Dataset records –
··········

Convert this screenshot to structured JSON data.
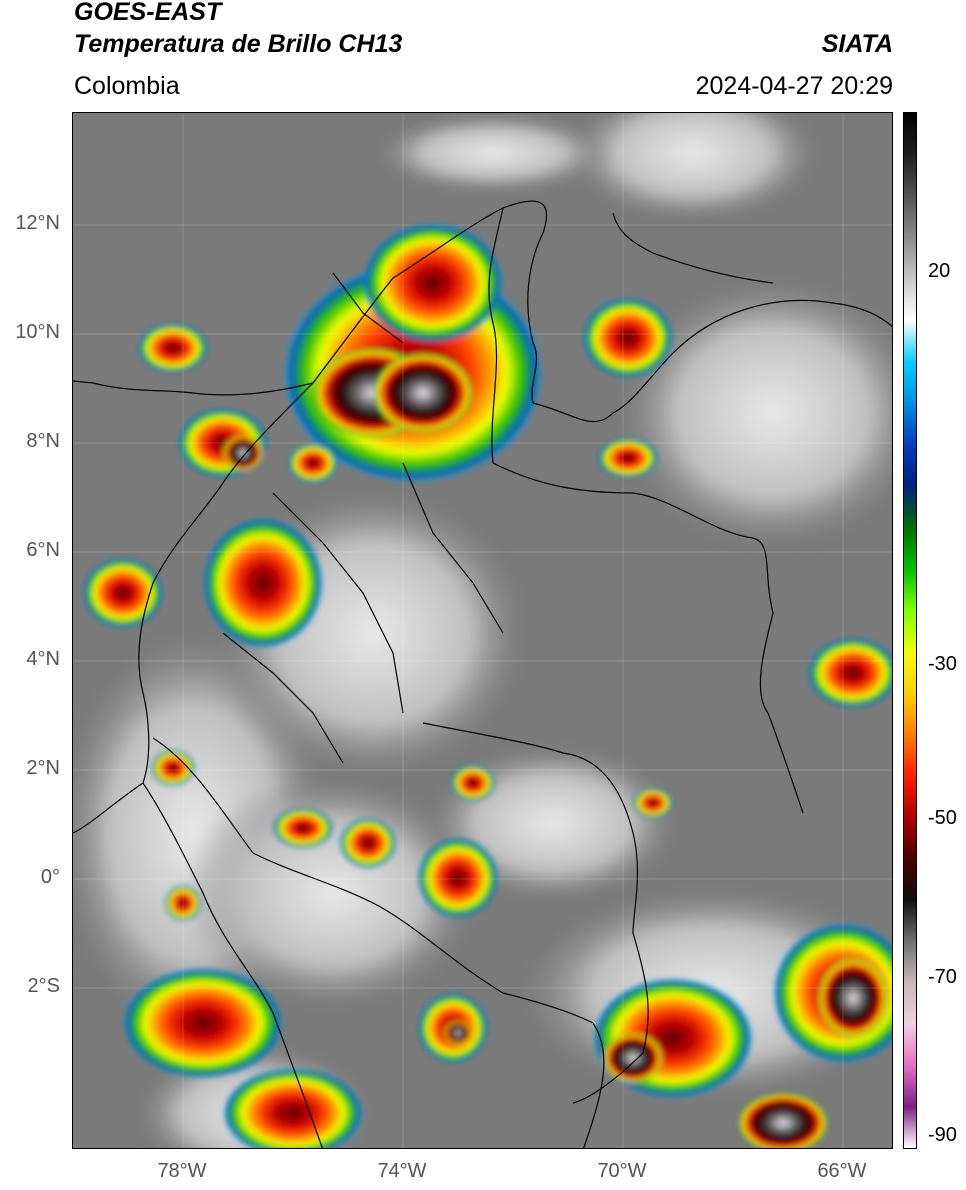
{
  "header": {
    "title_line1": "GOES-EAST",
    "title_line2": "Temperatura de Brillo CH13",
    "region": "Colombia",
    "agency": "SIATA",
    "datetime": "2024-04-27 20:29"
  },
  "lat_ticks": [
    "12°N",
    "10°N",
    "8°N",
    "6°N",
    "4°N",
    "2°N",
    "0°",
    "2°S"
  ],
  "lon_ticks": [
    "78°W",
    "74°W",
    "70°W",
    "66°W"
  ],
  "colorbar": {
    "ticks": [
      "20",
      "-30",
      "-50",
      "-70",
      "-90"
    ],
    "stops": [
      "#ffffff",
      "#7e1f84",
      "#e66fc4",
      "#f0d0e0",
      "#c8b8b8",
      "#707070",
      "#101010",
      "#4a0000",
      "#b00000",
      "#ff2000",
      "#ff8000",
      "#ffd000",
      "#f0ff00",
      "#80ff00",
      "#00c000",
      "#007000",
      "#002080",
      "#0040c0",
      "#0090e0",
      "#00d0ff",
      "#ffffff",
      "#c8c8c8",
      "#8a8a8a",
      "#555555",
      "#202020",
      "#000000"
    ]
  },
  "map_colors": {
    "land": "#7a7a7a",
    "cloud_white": "#dcdcdc",
    "storm_core": "#2a2a2a"
  }
}
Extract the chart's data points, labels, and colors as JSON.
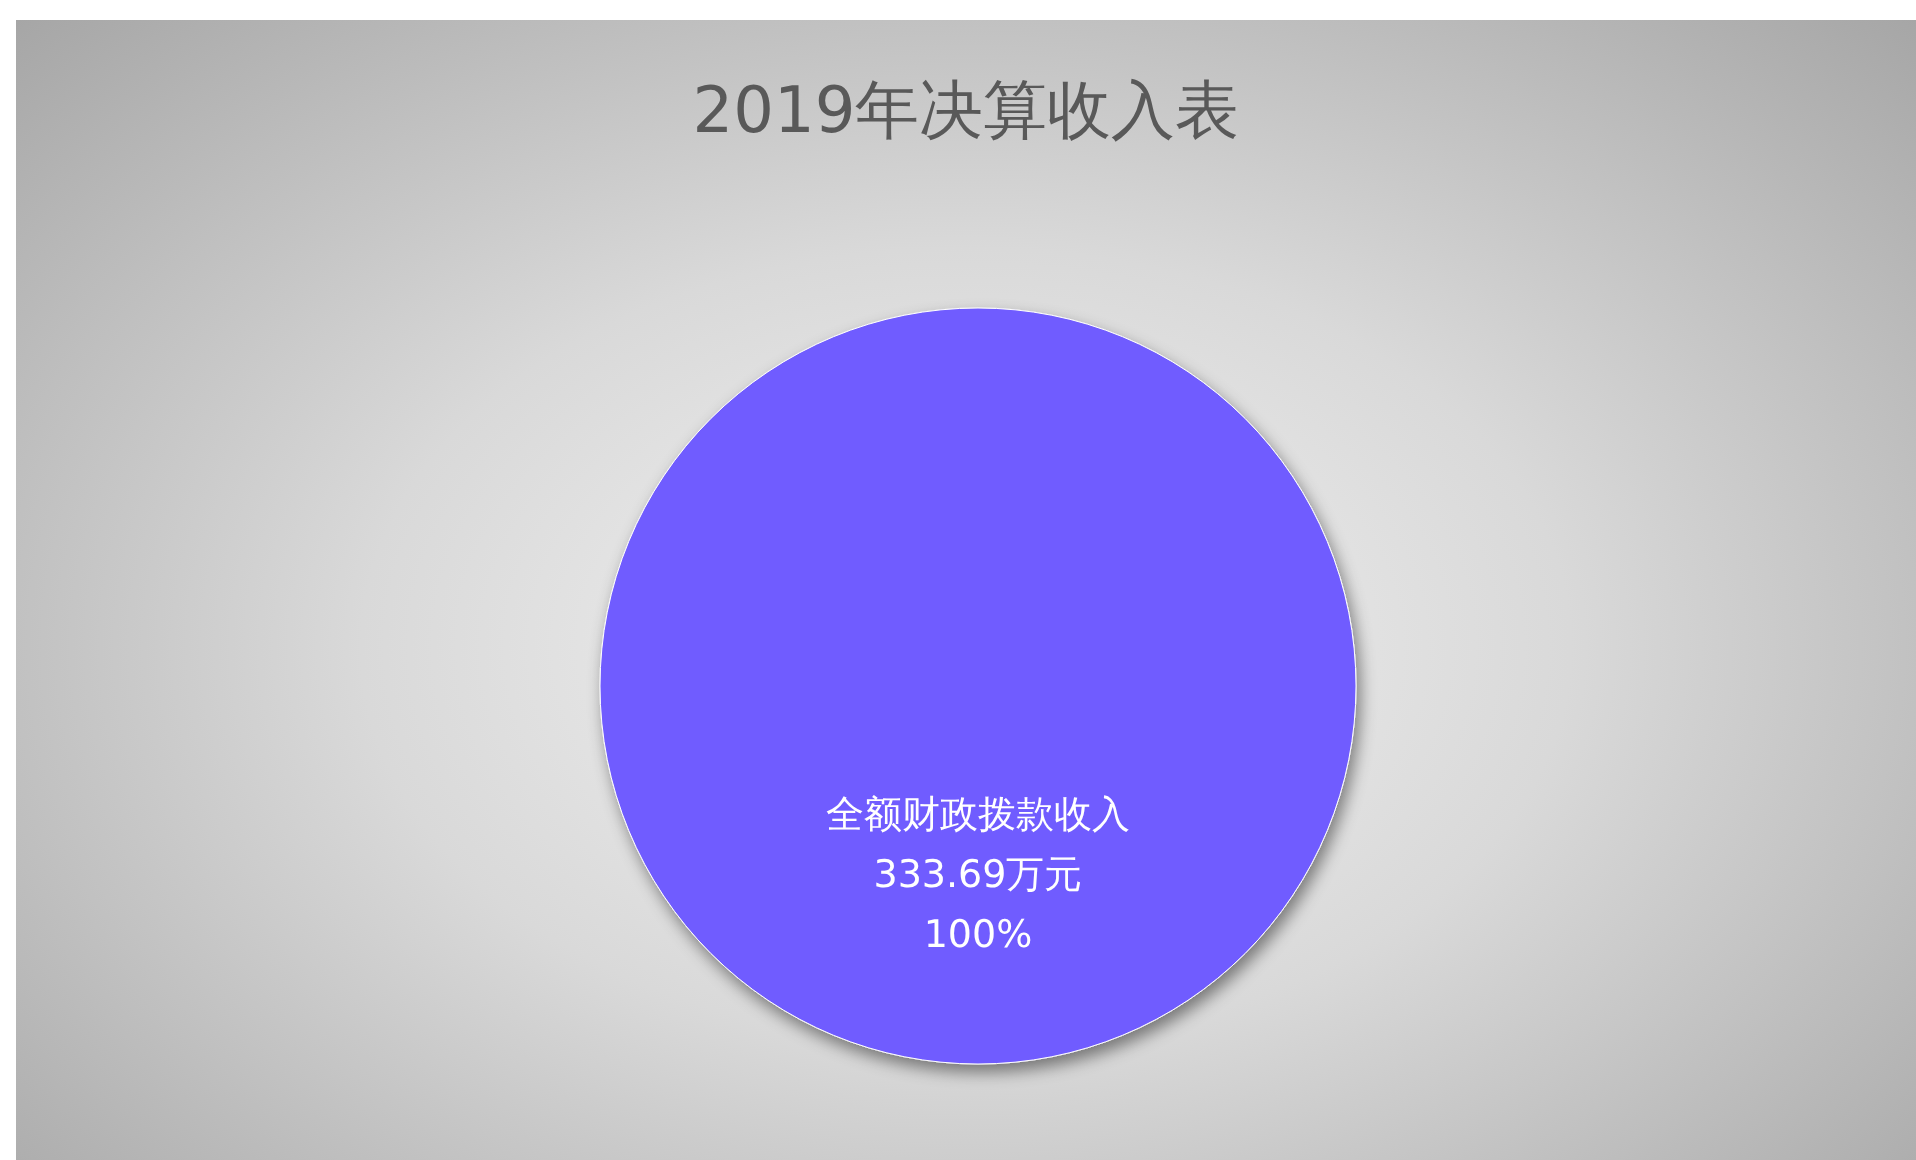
{
  "chart_data": {
    "type": "pie",
    "title": "2019年决算收入表",
    "categories": [
      "全额财政拨款收入333.69万元"
    ],
    "values": [
      100
    ],
    "colors": [
      "#705cff"
    ],
    "value_labels": [
      "100%"
    ]
  }
}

··········

SET EXERCISE – Leave the pictures out and output the rest of the listing exactly.

EXERCISE RESPONSE –
Convert this screenshot to structured JSON data.
{
  "header": {
    "title_line1": "GOES-EAST",
    "title_line2": "Temperatura de Brillo CH13",
    "region": "Colombia",
    "agency": "SIATA",
    "datetime": "2024-04-27 20:29"
  },
  "lat_ticks": [
    "12°N",
    "10°N",
    "8°N",
    "6°N",
    "4°N",
    "2°N",
    "0°",
    "2°S"
  ],
  "lon_ticks": [
    "78°W",
    "74°W",
    "70°W",
    "66°W"
  ],
  "colorbar": {
    "ticks": [
      "20",
      "-30",
      "-50",
      "-70",
      "-90"
    ],
    "stops": [
      "#ffffff",
      "#7e1f84",
      "#e66fc4",
      "#f0d0e0",
      "#c8b8b8",
      "#707070",
      "#101010",
      "#4a0000",
      "#b00000",
      "#ff2000",
      "#ff8000",
      "#ffd000",
      "#f0ff00",
      "#80ff00",
      "#00c000",
      "#007000",
      "#002080",
      "#0040c0",
      "#0090e0",
      "#00d0ff",
      "#ffffff",
      "#c8c8c8",
      "#8a8a8a",
      "#555555",
      "#202020",
      "#000000"
    ]
  },
  "map_colors": {
    "land": "#7a7a7a",
    "cloud_white": "#dcdcdc",
    "storm_core": "#2a2a2a"
  }
}
Extract the chart's data points, labels, and colors as JSON.
{
  "chart_data": {
    "type": "pie",
    "title": "2019年决算收入表",
    "categories": [
      "全额财政拨款收入333.69万元"
    ],
    "values": [
      100
    ],
    "colors": [
      "#705cff"
    ],
    "value_labels": [
      "100%"
    ]
  }
}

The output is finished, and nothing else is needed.